## begin SUPPLIED MATERIAL

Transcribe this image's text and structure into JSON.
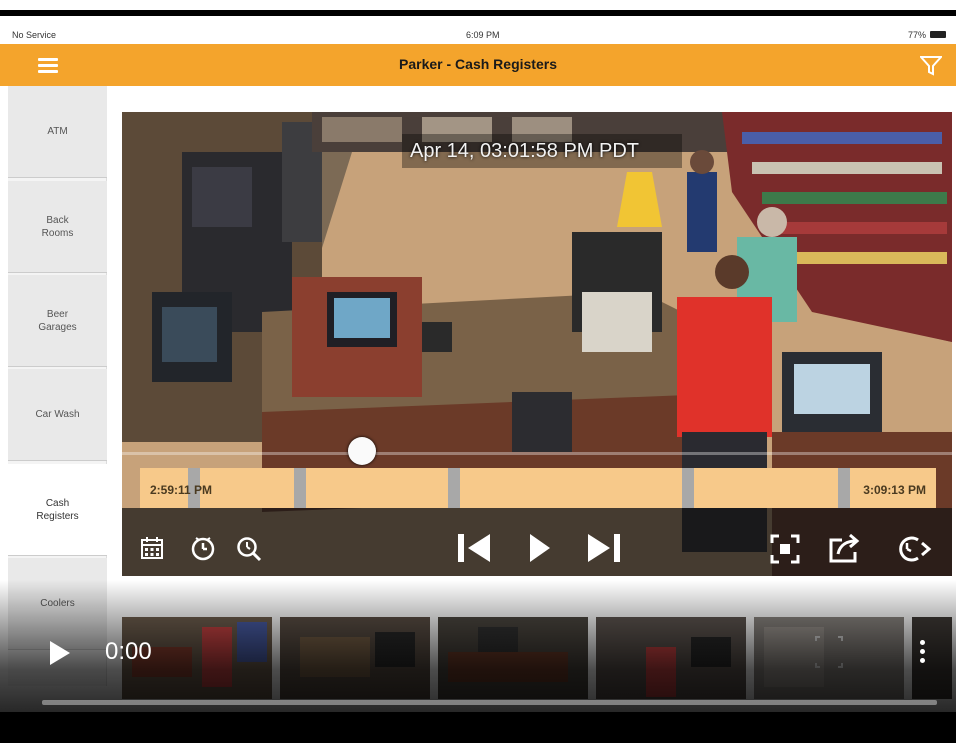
{
  "status_bar": {
    "carrier": "No Service",
    "time": "6:09 PM",
    "battery": "77%"
  },
  "nav": {
    "title": "Parker - Cash Registers"
  },
  "sidebar": {
    "items": [
      {
        "label": "ATM",
        "active": false
      },
      {
        "label": "Back\nRooms",
        "active": false
      },
      {
        "label": "Beer\nGarages",
        "active": false
      },
      {
        "label": "Car Wash",
        "active": false
      },
      {
        "label": "Cash\nRegisters",
        "active": true
      },
      {
        "label": "Coolers",
        "active": false
      }
    ]
  },
  "video": {
    "timestamp": "Apr 14, 03:01:58 PM PDT",
    "scrub_progress": 0.29
  },
  "timeline": {
    "start_label": "2:59:11 PM",
    "end_label": "3:09:13 PM"
  },
  "controls": {
    "icons": [
      "calendar-icon",
      "clock-icon",
      "zoom-icon",
      "skip-back-icon",
      "play-icon",
      "skip-forward-icon",
      "fullscreen-icon",
      "share-icon",
      "cycle-icon"
    ]
  },
  "thumbnails": {
    "count": 6
  },
  "player_overlay": {
    "time": "0:00",
    "progress": 0
  },
  "colors": {
    "accent": "#f4a42c",
    "timeline": "#f7c98a"
  }
}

## end SUPPLIED MATERIAL

# WHAT IS ASKED
Every record gets retyped exactly; no picture goes into the copy.

# RESPONSE TO THIS TASK
Transcribe this image's text and structure into JSON.
{
  "status_bar": {
    "carrier": "No Service",
    "time": "6:09 PM",
    "battery": "77%"
  },
  "nav": {
    "title": "Parker - Cash Registers"
  },
  "sidebar": {
    "items": [
      {
        "label": "ATM",
        "active": false
      },
      {
        "label": "Back\nRooms",
        "active": false
      },
      {
        "label": "Beer\nGarages",
        "active": false
      },
      {
        "label": "Car Wash",
        "active": false
      },
      {
        "label": "Cash\nRegisters",
        "active": true
      },
      {
        "label": "Coolers",
        "active": false
      }
    ]
  },
  "video": {
    "timestamp": "Apr 14, 03:01:58 PM PDT",
    "scrub_progress": 0.29
  },
  "timeline": {
    "start_label": "2:59:11 PM",
    "end_label": "3:09:13 PM"
  },
  "controls": {
    "icons": [
      "calendar-icon",
      "clock-icon",
      "zoom-icon",
      "skip-back-icon",
      "play-icon",
      "skip-forward-icon",
      "fullscreen-icon",
      "share-icon",
      "cycle-icon"
    ]
  },
  "thumbnails": {
    "count": 6
  },
  "player_overlay": {
    "time": "0:00",
    "progress": 0
  },
  "colors": {
    "accent": "#f4a42c",
    "timeline": "#f7c98a"
  }
}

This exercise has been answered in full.